-- What the task asks --
Repeat exactly the stretch of lines that starts with the one containing "Parse this screenshot: output" and ends with the last line of the material. Leave out pictures.

-- Dataset extract --
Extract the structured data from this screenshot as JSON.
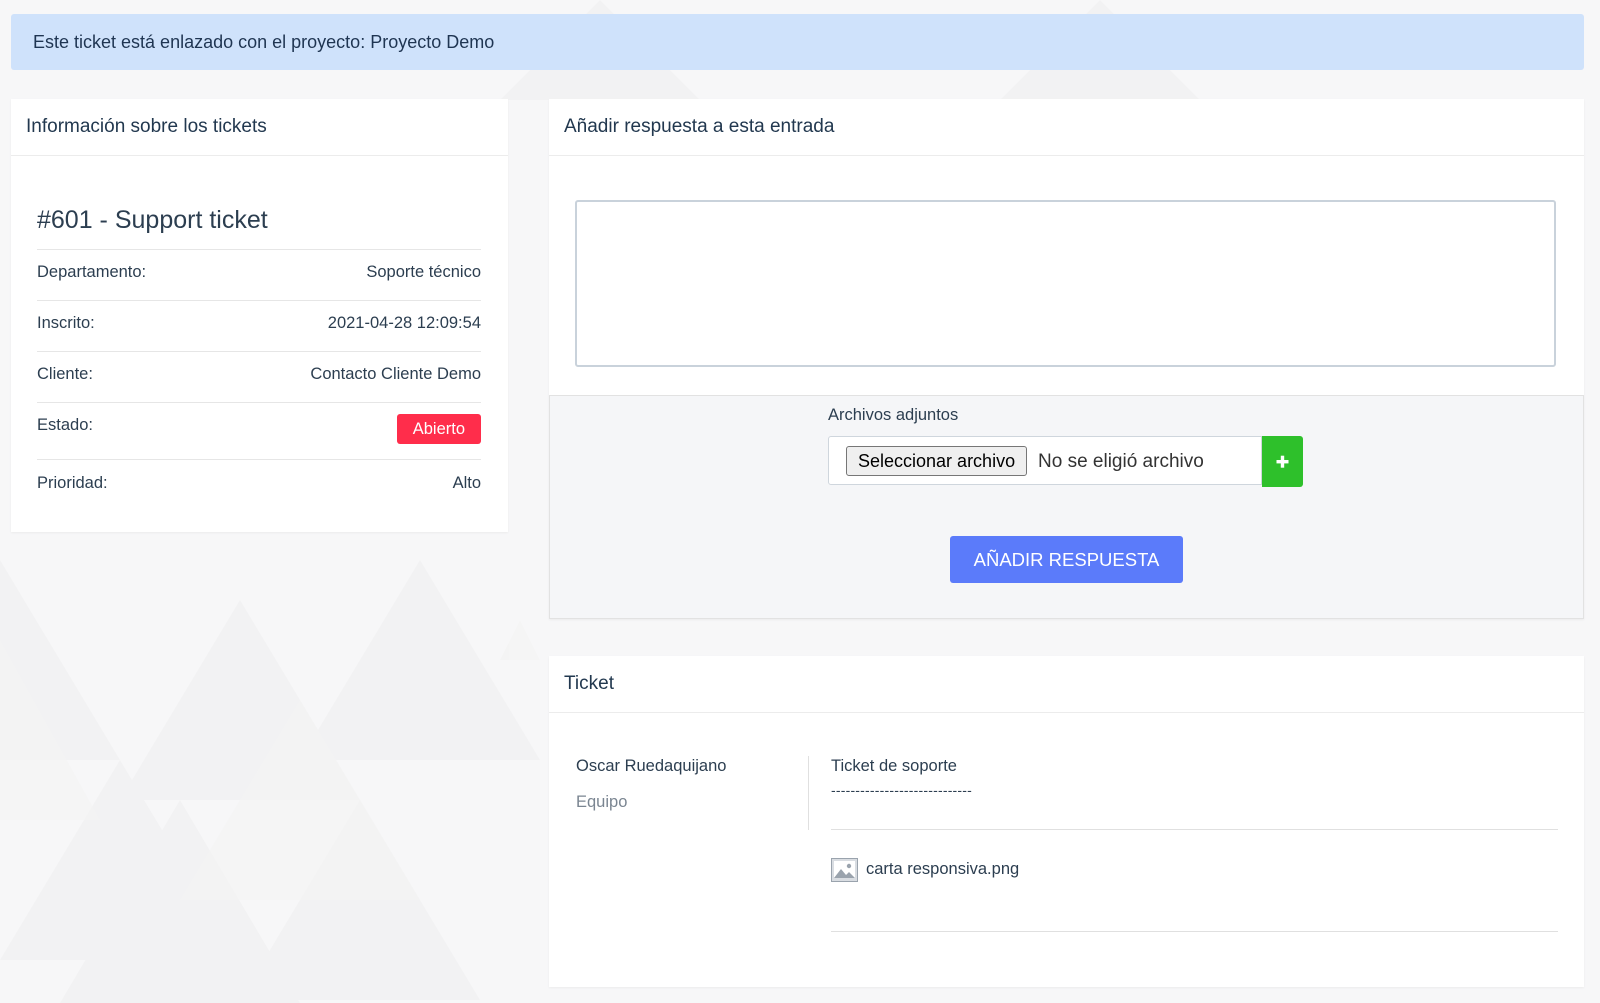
{
  "alert": {
    "text": "Este ticket está enlazado con el proyecto: Proyecto Demo"
  },
  "info_panel": {
    "heading": "Información sobre los tickets",
    "ticket_title": "#601 - Support ticket",
    "rows": [
      {
        "label": "Departamento:",
        "value": "Soporte técnico"
      },
      {
        "label": "Inscrito:",
        "value": "2021-04-28 12:09:54"
      },
      {
        "label": "Cliente:",
        "value": "Contacto Cliente Demo"
      },
      {
        "label": "Estado:",
        "value": "Abierto"
      },
      {
        "label": "Prioridad:",
        "value": "Alto"
      }
    ],
    "status_color": "#ff2d4b"
  },
  "reply_panel": {
    "heading": "Añadir respuesta a esta entrada",
    "textarea_value": "",
    "attachments_label": "Archivos adjuntos",
    "file_button": "Seleccionar archivo",
    "file_status": "No se eligió archivo",
    "add_icon": "plus-icon",
    "submit_label": "AÑADIR RESPUESTA",
    "accent_color": "#5b7bfa",
    "add_color": "#2ec02b"
  },
  "ticket_panel": {
    "heading": "Ticket",
    "author": "Oscar Ruedaquijano",
    "role": "Equipo",
    "message": "Ticket de soporte",
    "separator": "-----------------------------",
    "attachment_icon": "image-file-icon",
    "attachment_name": "carta responsiva.png"
  }
}
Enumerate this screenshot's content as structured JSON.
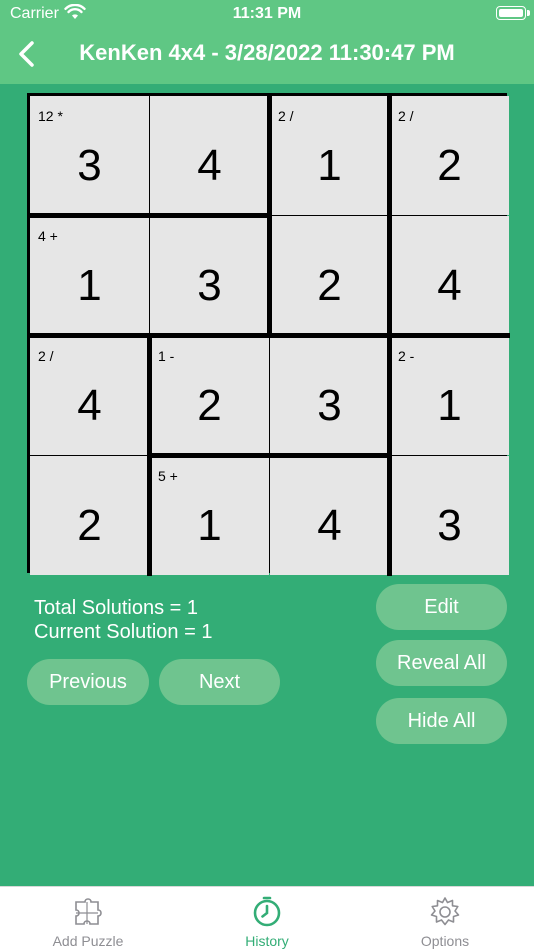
{
  "status": {
    "carrier": "Carrier",
    "time": "11:31 PM"
  },
  "header": {
    "title": "KenKen  4x4 - 3/28/2022 11:30:47 PM"
  },
  "grid": {
    "cells": [
      {
        "label": "12 *",
        "value": "3"
      },
      {
        "label": "",
        "value": "4"
      },
      {
        "label": "2 /",
        "value": "1"
      },
      {
        "label": "2 /",
        "value": "2"
      },
      {
        "label": "4 +",
        "value": "1"
      },
      {
        "label": "",
        "value": "3"
      },
      {
        "label": "",
        "value": "2"
      },
      {
        "label": "",
        "value": "4"
      },
      {
        "label": "2 /",
        "value": "4"
      },
      {
        "label": "1 -",
        "value": "2"
      },
      {
        "label": "",
        "value": "3"
      },
      {
        "label": "2 -",
        "value": "1"
      },
      {
        "label": "",
        "value": "2"
      },
      {
        "label": "5 +",
        "value": "1"
      },
      {
        "label": "",
        "value": "4"
      },
      {
        "label": "",
        "value": "3"
      }
    ]
  },
  "info": {
    "total_solutions": "Total Solutions = 1",
    "current_solution": "Current Solution = 1"
  },
  "buttons": {
    "edit": "Edit",
    "reveal_all": "Reveal All",
    "hide_all": "Hide All",
    "previous": "Previous",
    "next": "Next"
  },
  "tabs": [
    {
      "label": "Add Puzzle",
      "icon": "puzzle-icon",
      "color": "#8e8e93"
    },
    {
      "label": "History",
      "icon": "history-clock-icon",
      "color": "#33ad76"
    },
    {
      "label": "Options",
      "icon": "gear-icon",
      "color": "#8e8e93"
    }
  ],
  "colors": {
    "background": "#33ad76",
    "header": "#5fc784",
    "cell": "#e6e6e6",
    "button": "#6fc48f"
  }
}
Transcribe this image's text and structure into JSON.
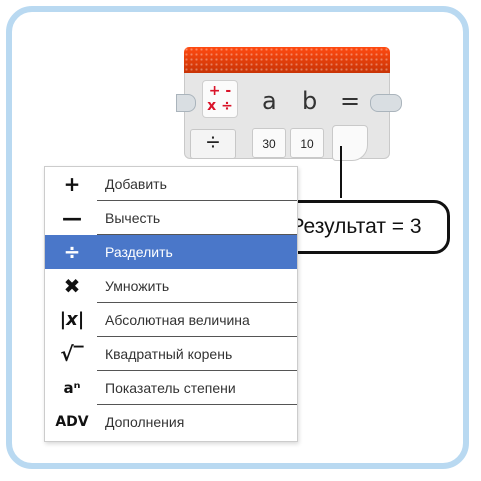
{
  "block": {
    "mode_icon_top": "+ -",
    "mode_icon_bottom": "x ÷",
    "param_a": "a",
    "param_b": "b",
    "param_eq": "=",
    "mode_selector_symbol": "÷",
    "input_a_value": "30",
    "input_b_value": "10",
    "header_color": "#e8410b"
  },
  "callout": {
    "text": "Результат = 3"
  },
  "menu": {
    "items": [
      {
        "icon": "plus-icon",
        "glyph": "+",
        "label": "Добавить",
        "selected": false
      },
      {
        "icon": "minus-icon",
        "glyph": "—",
        "label": "Вычесть",
        "selected": false
      },
      {
        "icon": "divide-icon",
        "glyph": "÷",
        "label": "Разделить",
        "selected": true
      },
      {
        "icon": "multiply-icon",
        "glyph": "✖",
        "label": "Умножить",
        "selected": false
      },
      {
        "icon": "absolute-value-icon",
        "glyph": "|x|",
        "label": "Абсолютная величина",
        "selected": false
      },
      {
        "icon": "square-root-icon",
        "glyph": "√‾",
        "label": "Квадратный корень",
        "selected": false
      },
      {
        "icon": "exponent-icon",
        "glyph": "aⁿ",
        "label": "Показатель степени",
        "selected": false
      },
      {
        "icon": "advanced-icon",
        "glyph": "ADV",
        "label": "Дополнения",
        "selected": false
      }
    ],
    "selected_color": "#4a77c9"
  },
  "frame_color": "#b9d9f1"
}
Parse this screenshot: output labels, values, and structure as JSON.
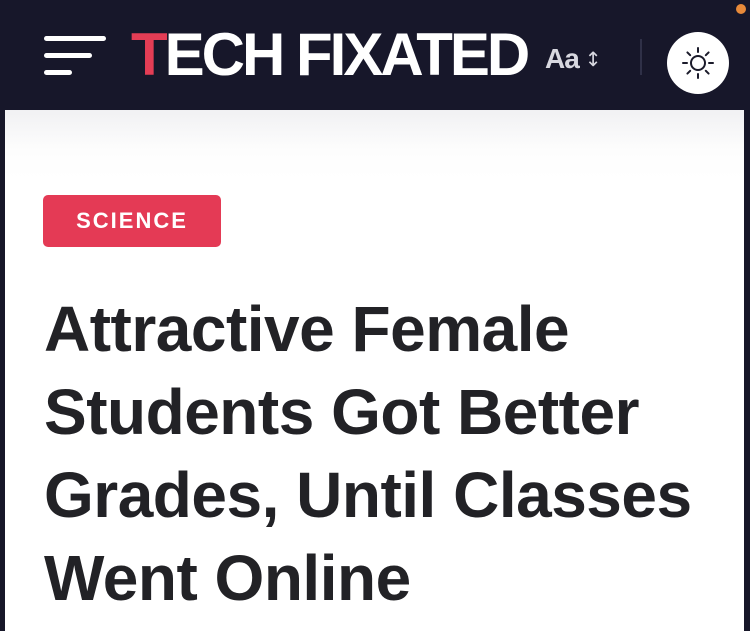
{
  "header": {
    "logo_first_letter": "T",
    "logo_rest": "ECH FIXATED",
    "font_size_label": "Aa",
    "font_size_arrows": "↕",
    "accent_color": "#e43d55",
    "background_color": "#17172a"
  },
  "icons": {
    "menu": "hamburger-menu-icon",
    "font_size": "font-size-toggle-icon",
    "theme": "sun-icon"
  },
  "article": {
    "category": "SCIENCE",
    "category_color": "#e43a55",
    "title": "Attractive Female Students Got Better Grades, Until Classes Went Online"
  }
}
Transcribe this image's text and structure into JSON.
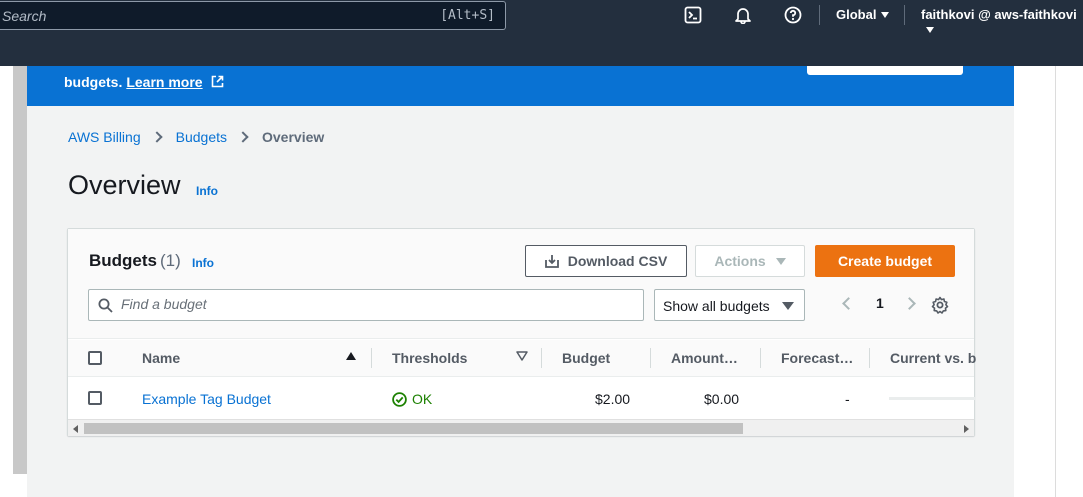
{
  "topnav": {
    "search_placeholder": "Search",
    "search_shortcut": "[Alt+S]",
    "region": "Global",
    "account": "faithkovi @ aws-faithkovi"
  },
  "banner": {
    "text": "budgets.",
    "learn_more": "Learn more"
  },
  "breadcrumb": {
    "items": [
      "AWS Billing",
      "Budgets"
    ],
    "current": "Overview"
  },
  "page": {
    "title": "Overview",
    "info": "Info"
  },
  "budgets": {
    "title": "Budgets",
    "count": "(1)",
    "info": "Info",
    "download_csv": "Download CSV",
    "actions": "Actions",
    "create_budget": "Create budget",
    "search_placeholder": "Find a budget",
    "filter_selected": "Show all budgets",
    "page_number": "1"
  },
  "table": {
    "columns": [
      "Name",
      "Thresholds",
      "Budget",
      "Amount…",
      "Forecast…",
      "Current vs. b"
    ],
    "rows": [
      {
        "name": "Example Tag Budget",
        "thresholds": "OK",
        "budget": "$2.00",
        "amount": "$0.00",
        "forecast": "-"
      }
    ]
  },
  "colors": {
    "nav_bg": "#232f3e",
    "banner_bg": "#0972d3",
    "primary_button": "#ec7211",
    "link": "#0972d3",
    "ok_status": "#1d8102"
  }
}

-- Output for this exercise --
Parse this screenshot: output labels, values, and structure as JSON.
{
  "header": {
    "logo_first_letter": "T",
    "logo_rest": "ECH FIXATED",
    "font_size_label": "Aa",
    "font_size_arrows": "↕",
    "accent_color": "#e43d55",
    "background_color": "#17172a"
  },
  "icons": {
    "menu": "hamburger-menu-icon",
    "font_size": "font-size-toggle-icon",
    "theme": "sun-icon"
  },
  "article": {
    "category": "SCIENCE",
    "category_color": "#e43a55",
    "title": "Attractive Female Students Got Better Grades, Until Classes Went Online"
  }
}
Transcribe this image's text and structure into JSON.
{
  "topnav": {
    "search_placeholder": "Search",
    "search_shortcut": "[Alt+S]",
    "region": "Global",
    "account": "faithkovi @ aws-faithkovi"
  },
  "banner": {
    "text": "budgets.",
    "learn_more": "Learn more"
  },
  "breadcrumb": {
    "items": [
      "AWS Billing",
      "Budgets"
    ],
    "current": "Overview"
  },
  "page": {
    "title": "Overview",
    "info": "Info"
  },
  "budgets": {
    "title": "Budgets",
    "count": "(1)",
    "info": "Info",
    "download_csv": "Download CSV",
    "actions": "Actions",
    "create_budget": "Create budget",
    "search_placeholder": "Find a budget",
    "filter_selected": "Show all budgets",
    "page_number": "1"
  },
  "table": {
    "columns": [
      "Name",
      "Thresholds",
      "Budget",
      "Amount…",
      "Forecast…",
      "Current vs. b"
    ],
    "rows": [
      {
        "name": "Example Tag Budget",
        "thresholds": "OK",
        "budget": "$2.00",
        "amount": "$0.00",
        "forecast": "-"
      }
    ]
  },
  "colors": {
    "nav_bg": "#232f3e",
    "banner_bg": "#0972d3",
    "primary_button": "#ec7211",
    "link": "#0972d3",
    "ok_status": "#1d8102"
  }
}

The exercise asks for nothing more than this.